▶ Input records:
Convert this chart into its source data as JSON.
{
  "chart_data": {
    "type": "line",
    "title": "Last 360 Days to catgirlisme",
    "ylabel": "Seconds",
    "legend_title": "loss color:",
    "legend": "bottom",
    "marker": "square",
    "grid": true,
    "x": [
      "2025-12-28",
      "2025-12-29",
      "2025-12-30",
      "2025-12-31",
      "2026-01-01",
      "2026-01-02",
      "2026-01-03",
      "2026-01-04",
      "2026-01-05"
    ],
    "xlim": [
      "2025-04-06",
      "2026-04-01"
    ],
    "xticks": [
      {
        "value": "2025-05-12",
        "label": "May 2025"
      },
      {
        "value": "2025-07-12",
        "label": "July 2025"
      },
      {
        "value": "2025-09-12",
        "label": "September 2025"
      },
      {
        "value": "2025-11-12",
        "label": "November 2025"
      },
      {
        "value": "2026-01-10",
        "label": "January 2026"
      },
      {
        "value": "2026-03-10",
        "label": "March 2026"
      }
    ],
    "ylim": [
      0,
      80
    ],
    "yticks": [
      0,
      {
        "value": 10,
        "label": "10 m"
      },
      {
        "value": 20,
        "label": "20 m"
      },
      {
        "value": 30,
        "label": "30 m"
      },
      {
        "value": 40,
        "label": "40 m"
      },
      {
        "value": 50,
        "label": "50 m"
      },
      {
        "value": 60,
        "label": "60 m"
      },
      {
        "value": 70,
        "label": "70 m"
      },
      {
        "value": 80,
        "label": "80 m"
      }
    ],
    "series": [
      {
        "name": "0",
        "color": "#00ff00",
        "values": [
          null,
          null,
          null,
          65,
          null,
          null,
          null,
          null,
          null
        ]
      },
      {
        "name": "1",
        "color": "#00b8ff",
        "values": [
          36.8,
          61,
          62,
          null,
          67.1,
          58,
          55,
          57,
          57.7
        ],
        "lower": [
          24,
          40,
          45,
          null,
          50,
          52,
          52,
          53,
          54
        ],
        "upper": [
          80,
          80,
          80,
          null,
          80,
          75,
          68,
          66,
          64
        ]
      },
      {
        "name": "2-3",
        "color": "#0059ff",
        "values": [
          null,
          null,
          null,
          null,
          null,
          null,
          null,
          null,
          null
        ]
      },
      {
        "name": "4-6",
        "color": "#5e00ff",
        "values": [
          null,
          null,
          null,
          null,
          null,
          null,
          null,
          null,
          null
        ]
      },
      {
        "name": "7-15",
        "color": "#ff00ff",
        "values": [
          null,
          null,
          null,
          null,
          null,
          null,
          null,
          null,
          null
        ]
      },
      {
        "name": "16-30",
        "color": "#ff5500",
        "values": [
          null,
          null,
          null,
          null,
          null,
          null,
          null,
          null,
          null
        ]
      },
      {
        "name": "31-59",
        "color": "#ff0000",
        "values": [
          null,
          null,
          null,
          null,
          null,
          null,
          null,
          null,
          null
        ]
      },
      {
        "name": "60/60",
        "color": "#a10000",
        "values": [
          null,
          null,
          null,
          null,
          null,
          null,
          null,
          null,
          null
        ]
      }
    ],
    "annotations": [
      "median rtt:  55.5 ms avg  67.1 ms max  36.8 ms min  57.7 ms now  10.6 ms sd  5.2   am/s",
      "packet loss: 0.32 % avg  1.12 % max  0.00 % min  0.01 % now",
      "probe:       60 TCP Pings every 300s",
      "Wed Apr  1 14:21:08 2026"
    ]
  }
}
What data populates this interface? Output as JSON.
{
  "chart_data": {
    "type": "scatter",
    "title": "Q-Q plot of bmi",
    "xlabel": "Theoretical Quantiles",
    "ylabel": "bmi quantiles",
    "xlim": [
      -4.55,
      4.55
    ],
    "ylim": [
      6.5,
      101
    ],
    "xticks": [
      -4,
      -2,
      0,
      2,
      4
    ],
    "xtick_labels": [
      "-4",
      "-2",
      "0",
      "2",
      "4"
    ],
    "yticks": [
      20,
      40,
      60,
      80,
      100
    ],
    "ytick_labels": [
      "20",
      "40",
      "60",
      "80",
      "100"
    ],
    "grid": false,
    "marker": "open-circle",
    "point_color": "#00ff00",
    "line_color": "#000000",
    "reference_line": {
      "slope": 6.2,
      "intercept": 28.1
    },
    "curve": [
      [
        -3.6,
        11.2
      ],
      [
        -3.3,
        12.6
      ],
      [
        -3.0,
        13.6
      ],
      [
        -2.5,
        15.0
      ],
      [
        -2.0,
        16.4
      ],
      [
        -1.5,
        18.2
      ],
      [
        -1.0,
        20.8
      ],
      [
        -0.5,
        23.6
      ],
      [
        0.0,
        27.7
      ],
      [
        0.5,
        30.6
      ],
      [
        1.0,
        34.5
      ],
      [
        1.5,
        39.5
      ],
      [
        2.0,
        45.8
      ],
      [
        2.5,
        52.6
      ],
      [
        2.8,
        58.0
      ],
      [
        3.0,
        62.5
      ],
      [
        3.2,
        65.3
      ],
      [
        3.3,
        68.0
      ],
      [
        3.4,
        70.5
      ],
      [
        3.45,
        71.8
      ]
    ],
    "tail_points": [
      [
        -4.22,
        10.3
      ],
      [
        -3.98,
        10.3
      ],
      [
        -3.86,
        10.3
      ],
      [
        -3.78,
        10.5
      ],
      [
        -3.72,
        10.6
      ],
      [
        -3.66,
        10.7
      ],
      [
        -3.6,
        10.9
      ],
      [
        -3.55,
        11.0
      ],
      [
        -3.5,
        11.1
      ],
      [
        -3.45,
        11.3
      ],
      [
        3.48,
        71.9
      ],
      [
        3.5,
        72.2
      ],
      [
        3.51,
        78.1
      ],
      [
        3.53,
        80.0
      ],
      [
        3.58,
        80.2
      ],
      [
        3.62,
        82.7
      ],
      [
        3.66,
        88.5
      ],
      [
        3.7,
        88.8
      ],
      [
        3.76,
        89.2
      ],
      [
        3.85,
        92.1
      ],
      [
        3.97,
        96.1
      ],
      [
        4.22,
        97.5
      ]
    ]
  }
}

▶ Given task: Reproduce the listing above word for word.

▶ Expected output:
Convert this chart into its source data as JSON.
{
  "chart_data": {
    "type": "line",
    "title": "Last 360 Days to catgirlisme",
    "ylabel": "Seconds",
    "legend_title": "loss color:",
    "legend": "bottom",
    "marker": "square",
    "grid": true,
    "x": [
      "2025-12-28",
      "2025-12-29",
      "2025-12-30",
      "2025-12-31",
      "2026-01-01",
      "2026-01-02",
      "2026-01-03",
      "2026-01-04",
      "2026-01-05"
    ],
    "xlim": [
      "2025-04-06",
      "2026-04-01"
    ],
    "xticks": [
      {
        "value": "2025-05-12",
        "label": "May 2025"
      },
      {
        "value": "2025-07-12",
        "label": "July 2025"
      },
      {
        "value": "2025-09-12",
        "label": "September 2025"
      },
      {
        "value": "2025-11-12",
        "label": "November 2025"
      },
      {
        "value": "2026-01-10",
        "label": "January 2026"
      },
      {
        "value": "2026-03-10",
        "label": "March 2026"
      }
    ],
    "ylim": [
      0,
      80
    ],
    "yticks": [
      0,
      {
        "value": 10,
        "label": "10 m"
      },
      {
        "value": 20,
        "label": "20 m"
      },
      {
        "value": 30,
        "label": "30 m"
      },
      {
        "value": 40,
        "label": "40 m"
      },
      {
        "value": 50,
        "label": "50 m"
      },
      {
        "value": 60,
        "label": "60 m"
      },
      {
        "value": 70,
        "label": "70 m"
      },
      {
        "value": 80,
        "label": "80 m"
      }
    ],
    "series": [
      {
        "name": "0",
        "color": "#00ff00",
        "values": [
          null,
          null,
          null,
          65,
          null,
          null,
          null,
          null,
          null
        ]
      },
      {
        "name": "1",
        "color": "#00b8ff",
        "values": [
          36.8,
          61,
          62,
          null,
          67.1,
          58,
          55,
          57,
          57.7
        ],
        "lower": [
          24,
          40,
          45,
          null,
          50,
          52,
          52,
          53,
          54
        ],
        "upper": [
          80,
          80,
          80,
          null,
          80,
          75,
          68,
          66,
          64
        ]
      },
      {
        "name": "2-3",
        "color": "#0059ff",
        "values": [
          null,
          null,
          null,
          null,
          null,
          null,
          null,
          null,
          null
        ]
      },
      {
        "name": "4-6",
        "color": "#5e00ff",
        "values": [
          null,
          null,
          null,
          null,
          null,
          null,
          null,
          null,
          null
        ]
      },
      {
        "name": "7-15",
        "color": "#ff00ff",
        "values": [
          null,
          null,
          null,
          null,
          null,
          null,
          null,
          null,
          null
        ]
      },
      {
        "name": "16-30",
        "color": "#ff5500",
        "values": [
          null,
          null,
          null,
          null,
          null,
          null,
          null,
          null,
          null
        ]
      },
      {
        "name": "31-59",
        "color": "#ff0000",
        "values": [
          null,
          null,
          null,
          null,
          null,
          null,
          null,
          null,
          null
        ]
      },
      {
        "name": "60/60",
        "color": "#a10000",
        "values": [
          null,
          null,
          null,
          null,
          null,
          null,
          null,
          null,
          null
        ]
      }
    ],
    "annotations": [
      "median rtt:  55.5 ms avg  67.1 ms max  36.8 ms min  57.7 ms now  10.6 ms sd  5.2   am/s",
      "packet loss: 0.32 % avg  1.12 % max  0.00 % min  0.01 % now",
      "probe:       60 TCP Pings every 300s",
      "Wed Apr  1 14:21:08 2026"
    ]
  }
}
What data populates this interface? Output as JSON.
{
  "chart_data": {
    "type": "scatter",
    "title": "Q-Q plot of bmi",
    "xlabel": "Theoretical Quantiles",
    "ylabel": "bmi quantiles",
    "xlim": [
      -4.55,
      4.55
    ],
    "ylim": [
      6.5,
      101
    ],
    "xticks": [
      -4,
      -2,
      0,
      2,
      4
    ],
    "xtick_labels": [
      "-4",
      "-2",
      "0",
      "2",
      "4"
    ],
    "yticks": [
      20,
      40,
      60,
      80,
      100
    ],
    "ytick_labels": [
      "20",
      "40",
      "60",
      "80",
      "100"
    ],
    "grid": false,
    "marker": "open-circle",
    "point_color": "#00ff00",
    "line_color": "#000000",
    "reference_line": {
      "slope": 6.2,
      "intercept": 28.1
    },
    "curve": [
      [
        -3.6,
        11.2
      ],
      [
        -3.3,
        12.6
      ],
      [
        -3.0,
        13.6
      ],
      [
        -2.5,
        15.0
      ],
      [
        -2.0,
        16.4
      ],
      [
        -1.5,
        18.2
      ],
      [
        -1.0,
        20.8
      ],
      [
        -0.5,
        23.6
      ],
      [
        0.0,
        27.7
      ],
      [
        0.5,
        30.6
      ],
      [
        1.0,
        34.5
      ],
      [
        1.5,
        39.5
      ],
      [
        2.0,
        45.8
      ],
      [
        2.5,
        52.6
      ],
      [
        2.8,
        58.0
      ],
      [
        3.0,
        62.5
      ],
      [
        3.2,
        65.3
      ],
      [
        3.3,
        68.0
      ],
      [
        3.4,
        70.5
      ],
      [
        3.45,
        71.8
      ]
    ],
    "tail_points": [
      [
        -4.22,
        10.3
      ],
      [
        -3.98,
        10.3
      ],
      [
        -3.86,
        10.3
      ],
      [
        -3.78,
        10.5
      ],
      [
        -3.72,
        10.6
      ],
      [
        -3.66,
        10.7
      ],
      [
        -3.6,
        10.9
      ],
      [
        -3.55,
        11.0
      ],
      [
        -3.5,
        11.1
      ],
      [
        -3.45,
        11.3
      ],
      [
        3.48,
        71.9
      ],
      [
        3.5,
        72.2
      ],
      [
        3.51,
        78.1
      ],
      [
        3.53,
        80.0
      ],
      [
        3.58,
        80.2
      ],
      [
        3.62,
        82.7
      ],
      [
        3.66,
        88.5
      ],
      [
        3.7,
        88.8
      ],
      [
        3.76,
        89.2
      ],
      [
        3.85,
        92.1
      ],
      [
        3.97,
        96.1
      ],
      [
        4.22,
        97.5
      ]
    ]
  }
}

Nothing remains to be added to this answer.